**Given exercise**.
Reproduce every line of each record below exactly as it appears, omitting the pictures from your answer.

**Given entries**.
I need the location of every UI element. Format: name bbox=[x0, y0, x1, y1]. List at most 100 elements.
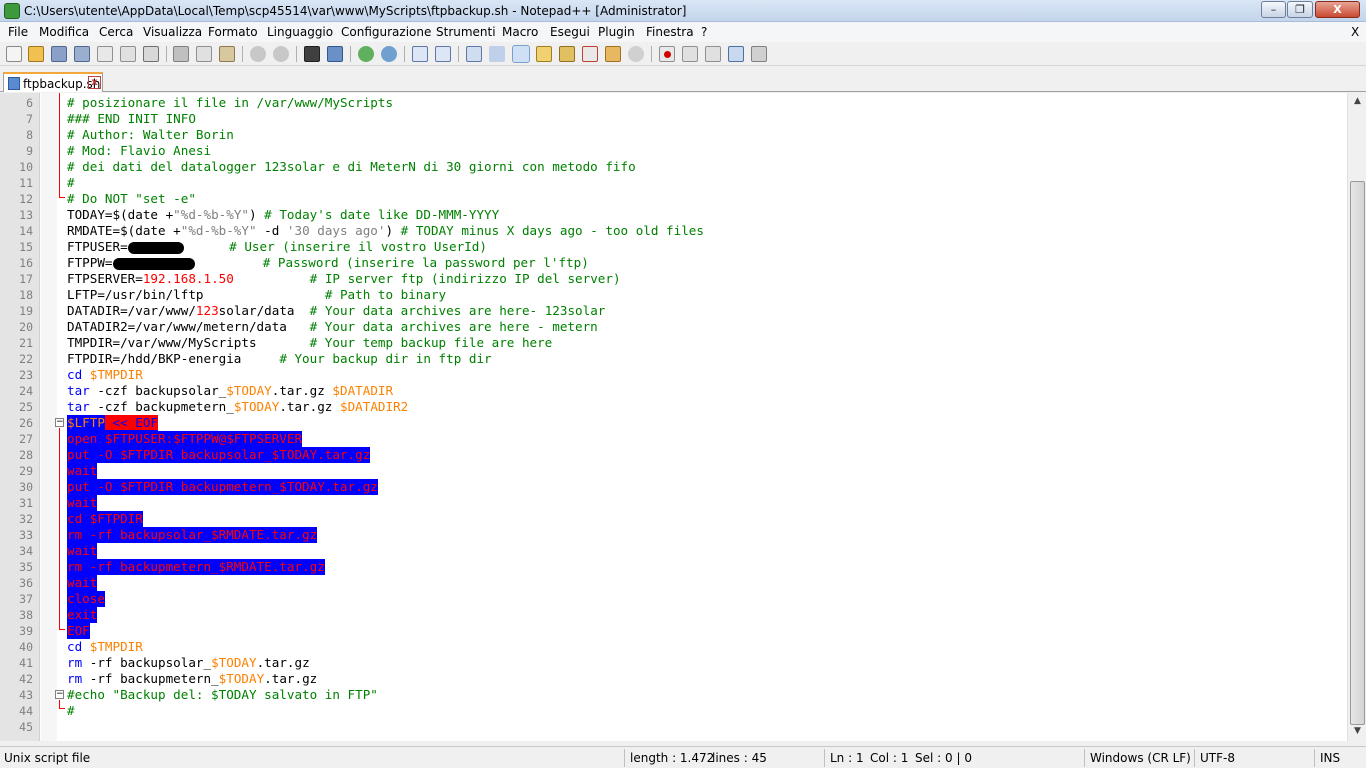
find-icon[interactable] bbox=[304, 46, 320, 62]
notepadpp-app-icon[interactable] bbox=[4, 3, 20, 19]
status-file-type: Unix script file bbox=[4, 751, 91, 765]
code-line: 15 FTPUSER= # User (inserire il vostro Us… bbox=[0, 239, 1347, 255]
line-text: DATADIR2=/var/www/metern/data # Your dat… bbox=[67, 319, 598, 335]
menu-visualizza[interactable]: Visualizza bbox=[143, 25, 202, 39]
code-token: $LFTP bbox=[67, 415, 105, 430]
open-file-icon[interactable] bbox=[28, 46, 44, 62]
replace-icon[interactable] bbox=[327, 46, 343, 62]
undo-icon[interactable] bbox=[250, 46, 266, 62]
menu-finestra[interactable]: Finestra bbox=[646, 25, 694, 39]
sync-horizontal-icon[interactable] bbox=[435, 46, 451, 62]
scroll-down-icon[interactable]: ▼ bbox=[1350, 723, 1365, 739]
line-number: 20 bbox=[19, 320, 33, 334]
folder-workspace-icon[interactable] bbox=[605, 46, 621, 62]
minimize-button[interactable]: – bbox=[1261, 1, 1286, 18]
menu-plugin[interactable]: Plugin bbox=[598, 25, 635, 39]
line-number: 41 bbox=[19, 656, 33, 670]
stop-macro-icon[interactable] bbox=[682, 46, 698, 62]
paste-icon[interactable] bbox=[219, 46, 235, 62]
menu-macro[interactable]: Macro bbox=[502, 25, 538, 39]
indent-guide-icon[interactable] bbox=[512, 45, 530, 63]
code-token: 123 bbox=[195, 303, 219, 318]
code-token: TODAY=$(date + bbox=[67, 207, 174, 222]
run-multiple-macro-icon[interactable] bbox=[728, 46, 744, 62]
copy-icon[interactable] bbox=[196, 46, 212, 62]
scrollbar-thumb[interactable] bbox=[1350, 181, 1365, 725]
line-text: cd $TMPDIR bbox=[67, 639, 143, 655]
code-editor[interactable]: − − 6 # posizionare il file in /var/www/M… bbox=[0, 93, 1347, 741]
menu-configurazione[interactable]: Configurazione bbox=[341, 25, 431, 39]
status-encoding[interactable]: UTF-8 bbox=[1200, 751, 1235, 765]
code-token: LFTP=/usr/bin/lftp bbox=[67, 287, 204, 302]
code-token: << EOF bbox=[104, 415, 158, 430]
code-token: $DATADIR bbox=[332, 383, 394, 398]
maximize-button[interactable]: ❐ bbox=[1287, 1, 1313, 18]
code-line: 11 # bbox=[0, 175, 1347, 191]
monitor-icon[interactable] bbox=[628, 46, 644, 62]
zoom-out-icon[interactable] bbox=[381, 46, 397, 62]
zoom-in-icon[interactable] bbox=[358, 46, 374, 62]
line-text: tar -czf backupmetern_$TODAY.tar.gz $DAT… bbox=[67, 399, 408, 415]
tab-ftpbackup[interactable]: ftpbackup.sh x bbox=[3, 72, 103, 92]
line-number: 23 bbox=[19, 368, 33, 382]
line-text: TODAY=$(date +"%d-%b-%Y") # Today's date… bbox=[67, 207, 499, 223]
menu-modifica[interactable]: Modifica bbox=[39, 25, 89, 39]
tab-close-icon[interactable]: x bbox=[88, 76, 101, 89]
code-line: 45 bbox=[0, 719, 1347, 735]
new-file-icon[interactable] bbox=[6, 46, 22, 62]
line-text: EOF bbox=[67, 623, 90, 639]
code-token: rm bbox=[67, 671, 83, 686]
line-text: # Mod: Flavio Anesi bbox=[67, 143, 212, 158]
close-document-button[interactable]: X bbox=[1351, 25, 1359, 39]
toolbar-separator bbox=[166, 46, 167, 62]
tab-bar: ftpbackup.sh x bbox=[0, 67, 1366, 92]
show-all-chars-icon[interactable] bbox=[489, 46, 505, 62]
status-bar: Unix script file length : 1.472 lines : … bbox=[0, 746, 1366, 768]
toolbar-separator bbox=[242, 46, 243, 62]
code-line: 41 rm -rf backupsolar_$TODAY.tar.gz bbox=[0, 655, 1347, 671]
close-all-icon[interactable] bbox=[120, 46, 136, 62]
save-macro-icon[interactable] bbox=[751, 46, 767, 62]
code-token: .tar.gz bbox=[271, 383, 333, 398]
redacted-password bbox=[112, 257, 195, 270]
line-number: 29 bbox=[19, 464, 33, 478]
redo-icon[interactable] bbox=[273, 46, 289, 62]
menu-linguaggio[interactable]: Linguaggio bbox=[267, 25, 333, 39]
menu-esegui[interactable]: Esegui bbox=[550, 25, 590, 39]
code-line: 39 EOF bbox=[0, 623, 1347, 639]
code-line: 44 # bbox=[0, 703, 1347, 719]
line-number: 15 bbox=[19, 240, 33, 254]
function-list-icon[interactable] bbox=[582, 46, 598, 62]
scroll-up-icon[interactable]: ▲ bbox=[1350, 93, 1365, 109]
window-title: C:\Users\utente\AppData\Local\Temp\scp45… bbox=[24, 4, 687, 18]
line-number: 28 bbox=[19, 448, 33, 462]
save-icon[interactable] bbox=[51, 46, 67, 62]
menu-help[interactable]: ? bbox=[701, 25, 707, 39]
line-text: cd $FTPDIR bbox=[67, 511, 143, 527]
doc-map-icon[interactable] bbox=[559, 46, 575, 62]
close-icon[interactable] bbox=[97, 46, 113, 62]
record-macro-icon[interactable] bbox=[659, 46, 675, 62]
code-line: 14 RMDATE=$(date +"%d-%b-%Y" -d '30 days … bbox=[0, 223, 1347, 239]
line-text: put -O $FTPDIR backupsolar_$TODAY.tar.gz bbox=[67, 447, 371, 463]
menu-cerca[interactable]: Cerca bbox=[99, 25, 133, 39]
print-icon[interactable] bbox=[143, 46, 159, 62]
status-insert-mode[interactable]: INS bbox=[1320, 751, 1340, 765]
status-eol[interactable]: Windows (CR LF) bbox=[1090, 751, 1191, 765]
toolbar-separator bbox=[458, 46, 459, 62]
line-number: 11 bbox=[19, 176, 33, 190]
menu-formato[interactable]: Formato bbox=[208, 25, 258, 39]
word-wrap-icon[interactable] bbox=[466, 46, 482, 62]
menu-file[interactable]: File bbox=[8, 25, 28, 39]
code-line: 8 # Author: Walter Borin bbox=[0, 127, 1347, 143]
menu-strumenti[interactable]: Strumenti bbox=[436, 25, 496, 39]
line-text: tar -czf backupsolar_$TODAY.tar.gz $DATA… bbox=[67, 383, 393, 399]
close-window-button[interactable]: X bbox=[1315, 1, 1360, 18]
sync-vertical-icon[interactable] bbox=[412, 46, 428, 62]
line-number: 8 bbox=[26, 128, 33, 142]
save-all-icon[interactable] bbox=[74, 46, 90, 62]
vertical-scrollbar[interactable]: ▲ ▼ bbox=[1347, 93, 1366, 741]
lang-udl-icon[interactable] bbox=[536, 46, 552, 62]
play-macro-icon[interactable] bbox=[705, 46, 721, 62]
cut-icon[interactable] bbox=[173, 46, 189, 62]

**Exercise solution**.
I need the location of every UI element. Format: name bbox=[x0, y0, x1, y1]. List at most 100 elements.
find-icon[interactable] bbox=[304, 46, 320, 62]
notepadpp-app-icon[interactable] bbox=[4, 3, 20, 19]
status-file-type: Unix script file bbox=[4, 751, 91, 765]
code-line: 15 FTPUSER= # User (inserire il vostro Us… bbox=[0, 239, 1347, 255]
line-text: DATADIR2=/var/www/metern/data # Your dat… bbox=[67, 319, 598, 335]
menu-visualizza[interactable]: Visualizza bbox=[143, 25, 202, 39]
code-token: $LFTP bbox=[67, 415, 105, 430]
open-file-icon[interactable] bbox=[28, 46, 44, 62]
replace-icon[interactable] bbox=[327, 46, 343, 62]
undo-icon[interactable] bbox=[250, 46, 266, 62]
menu-finestra[interactable]: Finestra bbox=[646, 25, 694, 39]
sync-horizontal-icon[interactable] bbox=[435, 46, 451, 62]
scroll-down-icon[interactable]: ▼ bbox=[1350, 723, 1365, 739]
line-number: 20 bbox=[19, 320, 33, 334]
folder-workspace-icon[interactable] bbox=[605, 46, 621, 62]
minimize-button[interactable]: – bbox=[1261, 1, 1286, 18]
menu-plugin[interactable]: Plugin bbox=[598, 25, 635, 39]
line-number: 41 bbox=[19, 656, 33, 670]
stop-macro-icon[interactable] bbox=[682, 46, 698, 62]
paste-icon[interactable] bbox=[219, 46, 235, 62]
menu-macro[interactable]: Macro bbox=[502, 25, 538, 39]
indent-guide-icon[interactable] bbox=[512, 45, 530, 63]
code-token: 123 bbox=[195, 303, 219, 318]
code-token: TODAY=$(date + bbox=[67, 207, 174, 222]
run-multiple-macro-icon[interactable] bbox=[728, 46, 744, 62]
copy-icon[interactable] bbox=[196, 46, 212, 62]
scrollbar-thumb[interactable] bbox=[1350, 181, 1365, 725]
line-text: cd $TMPDIR bbox=[67, 639, 143, 655]
code-editor[interactable]: − − 6 # posizionare il file in /var/www/M… bbox=[0, 93, 1347, 741]
menu-configurazione[interactable]: Configurazione bbox=[341, 25, 431, 39]
status-encoding[interactable]: UTF-8 bbox=[1200, 751, 1235, 765]
code-token: LFTP=/usr/bin/lftp bbox=[67, 287, 204, 302]
code-token: << EOF bbox=[104, 415, 158, 430]
code-token: $DATADIR bbox=[332, 383, 394, 398]
maximize-button[interactable]: ❐ bbox=[1287, 1, 1313, 18]
code-line: 11 # bbox=[0, 175, 1347, 191]
monitor-icon[interactable] bbox=[628, 46, 644, 62]
zoom-out-icon[interactable] bbox=[381, 46, 397, 62]
zoom-in-icon[interactable] bbox=[358, 46, 374, 62]
line-text: tar -czf backupmetern_$TODAY.tar.gz $DAT… bbox=[67, 399, 408, 415]
tab-ftpbackup[interactable]: ftpbackup.sh x bbox=[3, 72, 103, 92]
line-number: 23 bbox=[19, 368, 33, 382]
line-text: TODAY=$(date +"%d-%b-%Y") # Today's date… bbox=[67, 207, 499, 223]
menu-modifica[interactable]: Modifica bbox=[39, 25, 89, 39]
tab-close-icon[interactable]: x bbox=[88, 76, 101, 89]
code-line: 45 bbox=[0, 719, 1347, 735]
new-file-icon[interactable] bbox=[6, 46, 22, 62]
line-text: EOF bbox=[67, 623, 90, 639]
code-token: rm bbox=[67, 671, 83, 686]
line-text: # Mod: Flavio Anesi bbox=[67, 143, 212, 158]
close-document-button[interactable]: X bbox=[1351, 25, 1359, 39]
toolbar-separator bbox=[166, 46, 167, 62]
tab-bar: ftpbackup.sh x bbox=[0, 67, 1366, 92]
show-all-chars-icon[interactable] bbox=[489, 46, 505, 62]
status-bar: Unix script file length : 1.472 lines : … bbox=[0, 746, 1366, 768]
toolbar-separator bbox=[242, 46, 243, 62]
code-line: 41 rm -rf backupsolar_$TODAY.tar.gz bbox=[0, 655, 1347, 671]
close-all-icon[interactable] bbox=[120, 46, 136, 62]
save-macro-icon[interactable] bbox=[751, 46, 767, 62]
code-token: .tar.gz bbox=[271, 383, 333, 398]
redacted-password bbox=[112, 257, 195, 270]
line-number: 29 bbox=[19, 464, 33, 478]
redo-icon[interactable] bbox=[273, 46, 289, 62]
menu-linguaggio[interactable]: Linguaggio bbox=[267, 25, 333, 39]
menu-esegui[interactable]: Esegui bbox=[550, 25, 590, 39]
code-line: 39 EOF bbox=[0, 623, 1347, 639]
code-line: 44 # bbox=[0, 703, 1347, 719]
line-number: 15 bbox=[19, 240, 33, 254]
function-list-icon[interactable] bbox=[582, 46, 598, 62]
scroll-up-icon[interactable]: ▲ bbox=[1350, 93, 1365, 109]
window-title: C:\Users\utente\AppData\Local\Temp\scp45… bbox=[24, 4, 687, 18]
line-number: 28 bbox=[19, 448, 33, 462]
save-icon[interactable] bbox=[51, 46, 67, 62]
menu-help[interactable]: ? bbox=[701, 25, 707, 39]
line-text: cd $FTPDIR bbox=[67, 511, 143, 527]
doc-map-icon[interactable] bbox=[559, 46, 575, 62]
close-icon[interactable] bbox=[97, 46, 113, 62]
record-macro-icon[interactable] bbox=[659, 46, 675, 62]
code-line: 14 RMDATE=$(date +"%d-%b-%Y" -d '30 days … bbox=[0, 223, 1347, 239]
line-text: put -O $FTPDIR backupsolar_$TODAY.tar.gz bbox=[67, 447, 371, 463]
menu-cerca[interactable]: Cerca bbox=[99, 25, 133, 39]
print-icon[interactable] bbox=[143, 46, 159, 62]
status-insert-mode[interactable]: INS bbox=[1320, 751, 1340, 765]
status-eol[interactable]: Windows (CR LF) bbox=[1090, 751, 1191, 765]
toolbar-separator bbox=[458, 46, 459, 62]
line-number: 11 bbox=[19, 176, 33, 190]
menu-formato[interactable]: Formato bbox=[208, 25, 258, 39]
word-wrap-icon[interactable] bbox=[466, 46, 482, 62]
menu-file[interactable]: File bbox=[8, 25, 28, 39]
code-line: 8 # Author: Walter Borin bbox=[0, 127, 1347, 143]
menu-strumenti[interactable]: Strumenti bbox=[436, 25, 496, 39]
line-text: tar -czf backupsolar_$TODAY.tar.gz $DATA… bbox=[67, 383, 393, 399]
close-window-button[interactable]: X bbox=[1315, 1, 1360, 18]
sync-vertical-icon[interactable] bbox=[412, 46, 428, 62]
line-number: 8 bbox=[26, 128, 33, 142]
save-all-icon[interactable] bbox=[74, 46, 90, 62]
vertical-scrollbar[interactable]: ▲ ▼ bbox=[1347, 93, 1366, 741]
lang-udl-icon[interactable] bbox=[536, 46, 552, 62]
play-macro-icon[interactable] bbox=[705, 46, 721, 62]
cut-icon[interactable] bbox=[173, 46, 189, 62]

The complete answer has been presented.